**WHAT YOU WILL DO:** Copy all lines that contain the word "dividend".

-- start MATERIAL FOR THIS TASK --

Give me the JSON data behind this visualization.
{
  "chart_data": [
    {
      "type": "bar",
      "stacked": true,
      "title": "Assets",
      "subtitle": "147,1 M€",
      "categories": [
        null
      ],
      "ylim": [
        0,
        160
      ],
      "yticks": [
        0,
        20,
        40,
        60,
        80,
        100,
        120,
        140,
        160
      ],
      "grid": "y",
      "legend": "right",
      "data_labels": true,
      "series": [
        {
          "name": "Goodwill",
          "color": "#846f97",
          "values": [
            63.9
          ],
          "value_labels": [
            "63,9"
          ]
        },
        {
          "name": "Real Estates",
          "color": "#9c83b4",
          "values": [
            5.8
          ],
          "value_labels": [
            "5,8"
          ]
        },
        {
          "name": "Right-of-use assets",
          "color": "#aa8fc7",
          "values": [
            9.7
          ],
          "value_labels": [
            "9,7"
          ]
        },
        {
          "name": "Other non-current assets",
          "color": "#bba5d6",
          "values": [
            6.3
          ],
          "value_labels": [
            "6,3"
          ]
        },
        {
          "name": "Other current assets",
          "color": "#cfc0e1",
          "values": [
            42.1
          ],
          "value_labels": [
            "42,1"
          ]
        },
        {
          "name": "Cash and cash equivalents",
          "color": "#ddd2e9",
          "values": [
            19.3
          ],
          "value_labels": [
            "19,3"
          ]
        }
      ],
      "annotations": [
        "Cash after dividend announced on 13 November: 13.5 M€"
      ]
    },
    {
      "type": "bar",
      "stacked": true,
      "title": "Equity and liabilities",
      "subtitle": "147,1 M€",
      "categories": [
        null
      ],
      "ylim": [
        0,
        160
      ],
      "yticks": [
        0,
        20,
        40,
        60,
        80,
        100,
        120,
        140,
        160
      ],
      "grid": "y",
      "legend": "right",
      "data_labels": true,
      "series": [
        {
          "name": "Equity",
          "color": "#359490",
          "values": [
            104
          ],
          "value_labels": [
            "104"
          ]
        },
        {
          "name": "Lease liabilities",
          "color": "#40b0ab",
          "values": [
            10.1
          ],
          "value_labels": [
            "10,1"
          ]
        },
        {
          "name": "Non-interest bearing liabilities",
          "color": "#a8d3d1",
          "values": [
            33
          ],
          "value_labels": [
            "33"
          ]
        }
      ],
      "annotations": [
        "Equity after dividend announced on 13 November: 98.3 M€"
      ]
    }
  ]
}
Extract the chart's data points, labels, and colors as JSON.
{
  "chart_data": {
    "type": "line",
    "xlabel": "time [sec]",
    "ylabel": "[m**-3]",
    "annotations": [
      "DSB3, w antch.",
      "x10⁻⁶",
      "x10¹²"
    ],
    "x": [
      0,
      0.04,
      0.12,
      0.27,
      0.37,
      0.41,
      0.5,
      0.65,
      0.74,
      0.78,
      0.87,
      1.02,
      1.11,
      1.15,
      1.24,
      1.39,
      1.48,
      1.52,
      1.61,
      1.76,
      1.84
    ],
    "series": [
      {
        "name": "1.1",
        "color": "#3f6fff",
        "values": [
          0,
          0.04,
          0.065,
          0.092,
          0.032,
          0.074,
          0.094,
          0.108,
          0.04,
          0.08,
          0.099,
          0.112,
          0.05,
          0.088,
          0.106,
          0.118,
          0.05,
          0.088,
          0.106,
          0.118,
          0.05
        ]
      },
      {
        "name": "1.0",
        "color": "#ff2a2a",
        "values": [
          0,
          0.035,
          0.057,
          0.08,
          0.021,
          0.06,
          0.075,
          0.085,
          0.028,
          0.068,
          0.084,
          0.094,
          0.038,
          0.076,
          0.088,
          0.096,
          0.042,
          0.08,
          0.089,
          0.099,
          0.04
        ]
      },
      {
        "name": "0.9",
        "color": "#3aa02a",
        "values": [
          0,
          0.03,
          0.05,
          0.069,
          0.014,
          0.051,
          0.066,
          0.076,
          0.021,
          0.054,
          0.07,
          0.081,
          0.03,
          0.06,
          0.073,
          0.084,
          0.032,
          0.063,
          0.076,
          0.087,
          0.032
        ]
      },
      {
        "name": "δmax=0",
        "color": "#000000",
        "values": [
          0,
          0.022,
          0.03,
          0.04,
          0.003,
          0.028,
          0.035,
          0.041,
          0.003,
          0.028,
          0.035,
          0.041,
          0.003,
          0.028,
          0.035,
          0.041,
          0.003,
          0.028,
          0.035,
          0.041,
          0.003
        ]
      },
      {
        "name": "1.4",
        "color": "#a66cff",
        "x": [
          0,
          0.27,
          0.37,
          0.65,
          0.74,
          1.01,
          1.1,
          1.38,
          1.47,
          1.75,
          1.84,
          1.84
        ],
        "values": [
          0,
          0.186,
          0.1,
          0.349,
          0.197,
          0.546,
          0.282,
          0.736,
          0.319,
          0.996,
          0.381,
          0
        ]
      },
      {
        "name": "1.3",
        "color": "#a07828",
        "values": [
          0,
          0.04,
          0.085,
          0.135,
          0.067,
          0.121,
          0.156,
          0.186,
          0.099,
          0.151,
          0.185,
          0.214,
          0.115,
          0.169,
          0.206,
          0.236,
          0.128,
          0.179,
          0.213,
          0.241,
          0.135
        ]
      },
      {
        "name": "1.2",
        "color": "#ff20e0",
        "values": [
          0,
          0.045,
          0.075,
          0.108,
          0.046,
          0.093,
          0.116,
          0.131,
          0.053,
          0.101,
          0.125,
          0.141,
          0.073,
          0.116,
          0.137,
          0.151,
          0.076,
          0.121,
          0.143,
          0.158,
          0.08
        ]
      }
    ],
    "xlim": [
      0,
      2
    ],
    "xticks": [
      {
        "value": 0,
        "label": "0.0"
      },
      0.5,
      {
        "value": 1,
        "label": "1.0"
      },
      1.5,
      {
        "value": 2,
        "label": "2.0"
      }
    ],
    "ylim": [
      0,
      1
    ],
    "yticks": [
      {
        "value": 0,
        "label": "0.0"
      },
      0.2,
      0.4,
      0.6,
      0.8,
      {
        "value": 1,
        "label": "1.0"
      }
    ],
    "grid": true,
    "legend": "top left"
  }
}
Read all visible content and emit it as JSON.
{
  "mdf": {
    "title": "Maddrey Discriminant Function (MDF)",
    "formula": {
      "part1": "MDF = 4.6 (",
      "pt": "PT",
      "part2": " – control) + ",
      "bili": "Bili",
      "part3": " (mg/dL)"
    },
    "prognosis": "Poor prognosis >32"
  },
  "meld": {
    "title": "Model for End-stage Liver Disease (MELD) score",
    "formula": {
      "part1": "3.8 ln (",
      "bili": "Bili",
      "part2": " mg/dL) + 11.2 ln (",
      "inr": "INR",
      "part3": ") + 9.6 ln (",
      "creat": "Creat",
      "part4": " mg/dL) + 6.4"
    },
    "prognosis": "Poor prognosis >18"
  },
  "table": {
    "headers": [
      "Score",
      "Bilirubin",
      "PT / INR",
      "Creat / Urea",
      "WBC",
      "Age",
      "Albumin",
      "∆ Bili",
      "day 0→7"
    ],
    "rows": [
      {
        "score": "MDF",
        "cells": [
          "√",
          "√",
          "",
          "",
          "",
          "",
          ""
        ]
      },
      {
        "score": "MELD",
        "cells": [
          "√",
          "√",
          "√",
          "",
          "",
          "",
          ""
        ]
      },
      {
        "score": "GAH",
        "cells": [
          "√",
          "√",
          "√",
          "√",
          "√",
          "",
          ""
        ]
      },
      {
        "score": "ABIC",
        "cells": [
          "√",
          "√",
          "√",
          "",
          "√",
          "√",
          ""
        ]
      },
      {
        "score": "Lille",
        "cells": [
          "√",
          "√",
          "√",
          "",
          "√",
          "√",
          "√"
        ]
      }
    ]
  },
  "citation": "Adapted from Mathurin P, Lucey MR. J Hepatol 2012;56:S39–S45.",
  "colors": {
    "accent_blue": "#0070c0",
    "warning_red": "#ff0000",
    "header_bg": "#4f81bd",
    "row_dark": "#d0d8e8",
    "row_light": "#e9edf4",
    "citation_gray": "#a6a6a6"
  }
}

-- end MATERIAL FOR THIS TASK --

**IN RESPONSE:**
        "Cash after dividend announced on 13 November: 13.5 M€"
        "Equity after dividend announced on 13 November: 98.3 M€"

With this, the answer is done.